## Given request
Pull every line holding the string "School" from the records below.

Dataset items
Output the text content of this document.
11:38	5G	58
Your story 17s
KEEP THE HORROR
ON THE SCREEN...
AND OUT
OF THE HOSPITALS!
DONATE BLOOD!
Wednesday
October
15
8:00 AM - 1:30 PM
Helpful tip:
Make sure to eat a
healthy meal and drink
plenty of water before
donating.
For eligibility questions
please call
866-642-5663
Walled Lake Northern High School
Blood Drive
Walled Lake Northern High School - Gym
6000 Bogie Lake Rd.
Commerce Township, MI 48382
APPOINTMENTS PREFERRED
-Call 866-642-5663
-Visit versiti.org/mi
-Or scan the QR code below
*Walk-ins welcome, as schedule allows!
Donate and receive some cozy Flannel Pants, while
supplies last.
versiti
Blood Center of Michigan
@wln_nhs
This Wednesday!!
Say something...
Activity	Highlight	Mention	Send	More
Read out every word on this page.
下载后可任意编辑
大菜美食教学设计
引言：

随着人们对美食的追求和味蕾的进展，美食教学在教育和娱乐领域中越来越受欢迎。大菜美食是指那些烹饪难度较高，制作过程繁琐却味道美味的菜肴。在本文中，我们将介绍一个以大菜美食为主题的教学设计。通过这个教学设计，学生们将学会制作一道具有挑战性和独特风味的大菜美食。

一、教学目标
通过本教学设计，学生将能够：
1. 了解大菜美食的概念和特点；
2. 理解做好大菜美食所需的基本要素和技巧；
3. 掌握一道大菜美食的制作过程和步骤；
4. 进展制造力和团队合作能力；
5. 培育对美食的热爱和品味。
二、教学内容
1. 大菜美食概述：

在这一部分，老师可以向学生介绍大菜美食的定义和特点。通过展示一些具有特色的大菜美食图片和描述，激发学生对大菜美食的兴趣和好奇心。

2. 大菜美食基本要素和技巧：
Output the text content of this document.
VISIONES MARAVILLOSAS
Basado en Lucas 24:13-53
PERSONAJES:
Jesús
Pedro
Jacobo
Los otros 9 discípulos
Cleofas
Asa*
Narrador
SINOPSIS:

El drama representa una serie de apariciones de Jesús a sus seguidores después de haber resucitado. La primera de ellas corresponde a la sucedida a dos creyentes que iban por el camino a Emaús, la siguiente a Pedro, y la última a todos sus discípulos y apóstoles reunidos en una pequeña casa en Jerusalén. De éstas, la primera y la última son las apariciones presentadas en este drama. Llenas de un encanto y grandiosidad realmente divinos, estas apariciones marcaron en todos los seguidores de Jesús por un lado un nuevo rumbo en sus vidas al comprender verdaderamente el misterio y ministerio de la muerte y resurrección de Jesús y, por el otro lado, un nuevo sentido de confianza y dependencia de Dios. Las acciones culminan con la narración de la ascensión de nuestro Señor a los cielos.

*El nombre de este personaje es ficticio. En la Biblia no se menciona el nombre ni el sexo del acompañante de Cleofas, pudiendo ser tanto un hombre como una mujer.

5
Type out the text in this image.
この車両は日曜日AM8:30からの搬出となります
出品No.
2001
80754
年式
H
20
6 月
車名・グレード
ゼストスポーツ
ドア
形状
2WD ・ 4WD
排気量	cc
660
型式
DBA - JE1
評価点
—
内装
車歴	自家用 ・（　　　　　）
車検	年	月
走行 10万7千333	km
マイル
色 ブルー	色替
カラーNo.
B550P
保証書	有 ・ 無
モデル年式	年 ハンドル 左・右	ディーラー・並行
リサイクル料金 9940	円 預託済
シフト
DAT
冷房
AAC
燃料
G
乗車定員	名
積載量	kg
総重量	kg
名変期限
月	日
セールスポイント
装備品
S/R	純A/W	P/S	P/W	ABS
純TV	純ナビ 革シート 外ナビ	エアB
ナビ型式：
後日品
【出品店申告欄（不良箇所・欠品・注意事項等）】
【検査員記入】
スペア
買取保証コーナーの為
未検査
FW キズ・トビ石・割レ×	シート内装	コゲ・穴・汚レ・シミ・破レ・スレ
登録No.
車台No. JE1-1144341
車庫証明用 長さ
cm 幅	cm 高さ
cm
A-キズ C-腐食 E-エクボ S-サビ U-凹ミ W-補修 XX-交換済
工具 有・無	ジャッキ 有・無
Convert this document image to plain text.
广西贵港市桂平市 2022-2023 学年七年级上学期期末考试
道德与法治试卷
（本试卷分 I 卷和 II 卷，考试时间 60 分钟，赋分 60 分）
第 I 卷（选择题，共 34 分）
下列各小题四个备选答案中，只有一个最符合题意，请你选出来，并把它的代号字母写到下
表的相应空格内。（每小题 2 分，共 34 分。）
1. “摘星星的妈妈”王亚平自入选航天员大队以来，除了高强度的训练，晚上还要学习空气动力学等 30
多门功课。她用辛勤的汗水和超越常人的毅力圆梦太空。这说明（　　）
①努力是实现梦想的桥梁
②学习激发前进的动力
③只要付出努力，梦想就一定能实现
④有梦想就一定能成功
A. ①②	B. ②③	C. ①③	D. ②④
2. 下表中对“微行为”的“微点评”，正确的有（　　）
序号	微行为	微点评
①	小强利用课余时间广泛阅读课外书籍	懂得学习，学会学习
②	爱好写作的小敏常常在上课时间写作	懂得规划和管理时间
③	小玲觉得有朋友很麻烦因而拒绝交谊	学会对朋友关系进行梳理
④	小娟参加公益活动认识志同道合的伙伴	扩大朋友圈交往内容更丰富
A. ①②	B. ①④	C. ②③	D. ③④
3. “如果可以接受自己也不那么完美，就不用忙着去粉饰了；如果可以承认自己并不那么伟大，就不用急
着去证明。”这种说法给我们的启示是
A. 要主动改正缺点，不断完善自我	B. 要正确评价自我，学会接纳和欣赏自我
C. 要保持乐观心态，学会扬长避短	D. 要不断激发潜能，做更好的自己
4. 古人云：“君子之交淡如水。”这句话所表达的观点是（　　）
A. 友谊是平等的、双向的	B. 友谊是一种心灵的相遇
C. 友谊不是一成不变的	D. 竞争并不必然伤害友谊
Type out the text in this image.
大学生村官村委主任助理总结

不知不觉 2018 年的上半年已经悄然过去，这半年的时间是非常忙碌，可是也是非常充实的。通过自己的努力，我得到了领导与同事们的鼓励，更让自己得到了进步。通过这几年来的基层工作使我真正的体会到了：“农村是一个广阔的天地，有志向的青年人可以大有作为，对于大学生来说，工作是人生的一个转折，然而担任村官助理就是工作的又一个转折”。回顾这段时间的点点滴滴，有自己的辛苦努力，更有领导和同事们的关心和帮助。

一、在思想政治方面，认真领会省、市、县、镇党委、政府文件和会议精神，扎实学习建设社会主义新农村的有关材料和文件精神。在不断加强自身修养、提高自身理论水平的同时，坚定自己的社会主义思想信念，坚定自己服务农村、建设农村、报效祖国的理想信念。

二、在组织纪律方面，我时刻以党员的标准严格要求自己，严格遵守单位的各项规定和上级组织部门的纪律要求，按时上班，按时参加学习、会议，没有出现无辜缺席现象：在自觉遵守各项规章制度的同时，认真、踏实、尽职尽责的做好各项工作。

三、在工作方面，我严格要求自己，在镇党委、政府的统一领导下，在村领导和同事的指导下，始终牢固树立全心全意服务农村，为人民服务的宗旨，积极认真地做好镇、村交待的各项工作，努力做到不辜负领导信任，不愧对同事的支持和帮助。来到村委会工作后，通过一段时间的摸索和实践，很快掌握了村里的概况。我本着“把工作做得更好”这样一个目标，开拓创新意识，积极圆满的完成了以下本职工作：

## Result for this task
Walled Lake Northern High School
Walled Lake Northern High School - Gym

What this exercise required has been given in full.